= Task to carry out =
Rewrite everything from the start of the records down to the line containing "heatmap-cell: [594, 581, 599, 587]", changing "y-tick-label" to "y-axis-label" and leaving all else as it is.

= Data for the task =
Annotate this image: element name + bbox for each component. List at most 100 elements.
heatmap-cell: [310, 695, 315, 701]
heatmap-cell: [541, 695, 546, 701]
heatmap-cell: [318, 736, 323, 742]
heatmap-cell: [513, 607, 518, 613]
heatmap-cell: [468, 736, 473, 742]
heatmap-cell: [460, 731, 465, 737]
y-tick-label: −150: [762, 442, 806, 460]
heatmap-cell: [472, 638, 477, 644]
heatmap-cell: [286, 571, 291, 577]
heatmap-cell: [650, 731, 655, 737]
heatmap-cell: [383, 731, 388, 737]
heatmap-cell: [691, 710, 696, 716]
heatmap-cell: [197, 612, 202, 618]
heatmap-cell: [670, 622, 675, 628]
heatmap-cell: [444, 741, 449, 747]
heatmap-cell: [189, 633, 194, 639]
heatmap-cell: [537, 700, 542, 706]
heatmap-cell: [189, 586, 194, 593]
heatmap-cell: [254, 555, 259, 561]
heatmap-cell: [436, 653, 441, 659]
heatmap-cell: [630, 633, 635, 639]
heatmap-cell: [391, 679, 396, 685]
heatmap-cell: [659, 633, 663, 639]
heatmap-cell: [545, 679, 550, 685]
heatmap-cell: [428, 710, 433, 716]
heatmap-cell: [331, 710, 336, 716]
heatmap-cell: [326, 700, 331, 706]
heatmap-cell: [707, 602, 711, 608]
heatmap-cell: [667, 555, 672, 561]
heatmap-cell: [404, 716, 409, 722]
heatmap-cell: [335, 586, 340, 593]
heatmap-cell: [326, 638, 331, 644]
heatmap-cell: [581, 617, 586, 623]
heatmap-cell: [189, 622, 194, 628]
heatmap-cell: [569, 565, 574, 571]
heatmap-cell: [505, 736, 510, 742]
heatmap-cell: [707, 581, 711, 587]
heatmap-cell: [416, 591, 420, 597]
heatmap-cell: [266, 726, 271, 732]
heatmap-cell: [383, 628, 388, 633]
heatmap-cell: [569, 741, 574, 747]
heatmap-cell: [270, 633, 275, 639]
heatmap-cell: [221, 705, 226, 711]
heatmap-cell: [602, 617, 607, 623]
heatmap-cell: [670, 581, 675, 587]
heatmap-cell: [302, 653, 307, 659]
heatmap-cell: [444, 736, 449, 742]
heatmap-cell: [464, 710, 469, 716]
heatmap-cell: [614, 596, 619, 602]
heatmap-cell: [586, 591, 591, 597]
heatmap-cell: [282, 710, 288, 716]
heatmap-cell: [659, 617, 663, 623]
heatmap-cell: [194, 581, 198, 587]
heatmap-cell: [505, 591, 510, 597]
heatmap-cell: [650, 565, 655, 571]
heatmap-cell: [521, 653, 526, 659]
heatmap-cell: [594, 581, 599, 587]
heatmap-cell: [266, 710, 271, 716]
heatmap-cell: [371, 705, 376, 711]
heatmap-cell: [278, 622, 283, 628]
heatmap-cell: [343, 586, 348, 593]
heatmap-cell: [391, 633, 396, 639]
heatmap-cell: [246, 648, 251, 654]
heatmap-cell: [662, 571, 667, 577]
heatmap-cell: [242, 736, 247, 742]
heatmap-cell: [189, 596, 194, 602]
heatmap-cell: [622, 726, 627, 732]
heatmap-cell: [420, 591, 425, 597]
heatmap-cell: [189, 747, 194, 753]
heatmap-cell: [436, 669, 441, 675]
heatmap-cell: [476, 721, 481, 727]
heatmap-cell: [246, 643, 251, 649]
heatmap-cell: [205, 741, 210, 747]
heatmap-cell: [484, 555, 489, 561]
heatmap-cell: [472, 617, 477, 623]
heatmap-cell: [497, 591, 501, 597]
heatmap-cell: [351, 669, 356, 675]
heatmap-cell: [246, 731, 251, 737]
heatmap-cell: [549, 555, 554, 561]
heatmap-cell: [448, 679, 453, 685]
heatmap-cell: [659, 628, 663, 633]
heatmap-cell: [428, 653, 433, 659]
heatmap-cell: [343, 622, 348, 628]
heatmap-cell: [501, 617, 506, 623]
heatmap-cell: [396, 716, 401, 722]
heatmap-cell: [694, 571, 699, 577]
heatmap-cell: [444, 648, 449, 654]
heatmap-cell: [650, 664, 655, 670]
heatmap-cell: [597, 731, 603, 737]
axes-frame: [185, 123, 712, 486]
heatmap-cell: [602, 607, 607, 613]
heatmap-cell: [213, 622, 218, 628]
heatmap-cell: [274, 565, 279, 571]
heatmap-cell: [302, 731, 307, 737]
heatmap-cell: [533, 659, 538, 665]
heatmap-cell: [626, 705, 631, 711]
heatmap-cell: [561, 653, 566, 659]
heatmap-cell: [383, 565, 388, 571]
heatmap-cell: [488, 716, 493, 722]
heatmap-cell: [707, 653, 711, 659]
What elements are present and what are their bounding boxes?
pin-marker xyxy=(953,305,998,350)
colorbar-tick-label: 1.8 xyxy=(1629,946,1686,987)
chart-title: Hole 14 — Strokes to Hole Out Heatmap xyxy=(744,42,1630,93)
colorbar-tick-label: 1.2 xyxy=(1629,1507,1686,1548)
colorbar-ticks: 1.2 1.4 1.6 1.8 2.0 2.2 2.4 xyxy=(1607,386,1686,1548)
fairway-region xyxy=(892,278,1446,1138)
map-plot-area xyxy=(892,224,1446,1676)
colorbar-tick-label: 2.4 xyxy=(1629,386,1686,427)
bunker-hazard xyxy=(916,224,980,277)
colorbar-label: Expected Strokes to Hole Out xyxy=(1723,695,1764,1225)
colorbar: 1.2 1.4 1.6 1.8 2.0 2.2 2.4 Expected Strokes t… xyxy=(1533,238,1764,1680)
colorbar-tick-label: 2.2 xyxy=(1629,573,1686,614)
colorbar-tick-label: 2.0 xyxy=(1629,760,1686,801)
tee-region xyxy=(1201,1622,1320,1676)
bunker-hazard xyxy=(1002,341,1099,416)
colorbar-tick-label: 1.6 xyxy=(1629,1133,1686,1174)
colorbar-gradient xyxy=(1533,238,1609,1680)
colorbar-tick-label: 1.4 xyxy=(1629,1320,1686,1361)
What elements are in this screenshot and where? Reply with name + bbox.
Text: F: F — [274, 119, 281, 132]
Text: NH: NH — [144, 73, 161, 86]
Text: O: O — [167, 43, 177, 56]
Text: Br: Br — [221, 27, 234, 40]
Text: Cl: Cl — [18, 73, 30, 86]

= Answer for this exercise =
Annotate this image: element name + bbox for each component. List at most 100 elements.
heatmap-cell: [310, 695, 315, 701]
heatmap-cell: [541, 695, 546, 701]
heatmap-cell: [318, 736, 323, 742]
heatmap-cell: [513, 607, 518, 613]
heatmap-cell: [468, 736, 473, 742]
heatmap-cell: [460, 731, 465, 737]
y-axis-label: −150: [762, 442, 806, 460]
heatmap-cell: [472, 638, 477, 644]
heatmap-cell: [286, 571, 291, 577]
heatmap-cell: [650, 731, 655, 737]
heatmap-cell: [383, 731, 388, 737]
heatmap-cell: [691, 710, 696, 716]
heatmap-cell: [197, 612, 202, 618]
heatmap-cell: [670, 622, 675, 628]
heatmap-cell: [444, 741, 449, 747]
heatmap-cell: [189, 633, 194, 639]
heatmap-cell: [537, 700, 542, 706]
heatmap-cell: [189, 586, 194, 593]
heatmap-cell: [254, 555, 259, 561]
heatmap-cell: [436, 653, 441, 659]
heatmap-cell: [630, 633, 635, 639]
heatmap-cell: [391, 679, 396, 685]
heatmap-cell: [659, 633, 663, 639]
heatmap-cell: [545, 679, 550, 685]
heatmap-cell: [428, 710, 433, 716]
heatmap-cell: [331, 710, 336, 716]
heatmap-cell: [326, 700, 331, 706]
heatmap-cell: [707, 602, 711, 608]
heatmap-cell: [667, 555, 672, 561]
heatmap-cell: [404, 716, 409, 722]
heatmap-cell: [335, 586, 340, 593]
heatmap-cell: [326, 638, 331, 644]
heatmap-cell: [581, 617, 586, 623]
heatmap-cell: [189, 622, 194, 628]
heatmap-cell: [569, 565, 574, 571]
heatmap-cell: [505, 736, 510, 742]
heatmap-cell: [707, 581, 711, 587]
heatmap-cell: [416, 591, 420, 597]
heatmap-cell: [266, 726, 271, 732]
heatmap-cell: [383, 628, 388, 633]
heatmap-cell: [569, 741, 574, 747]
heatmap-cell: [270, 633, 275, 639]
heatmap-cell: [221, 705, 226, 711]
heatmap-cell: [602, 617, 607, 623]
heatmap-cell: [670, 581, 675, 587]
heatmap-cell: [302, 653, 307, 659]
heatmap-cell: [444, 736, 449, 742]
heatmap-cell: [464, 710, 469, 716]
heatmap-cell: [614, 596, 619, 602]
heatmap-cell: [586, 591, 591, 597]
heatmap-cell: [282, 710, 288, 716]
heatmap-cell: [659, 617, 663, 623]
heatmap-cell: [194, 581, 198, 587]
heatmap-cell: [505, 591, 510, 597]
heatmap-cell: [650, 565, 655, 571]
heatmap-cell: [521, 653, 526, 659]
heatmap-cell: [594, 581, 599, 587]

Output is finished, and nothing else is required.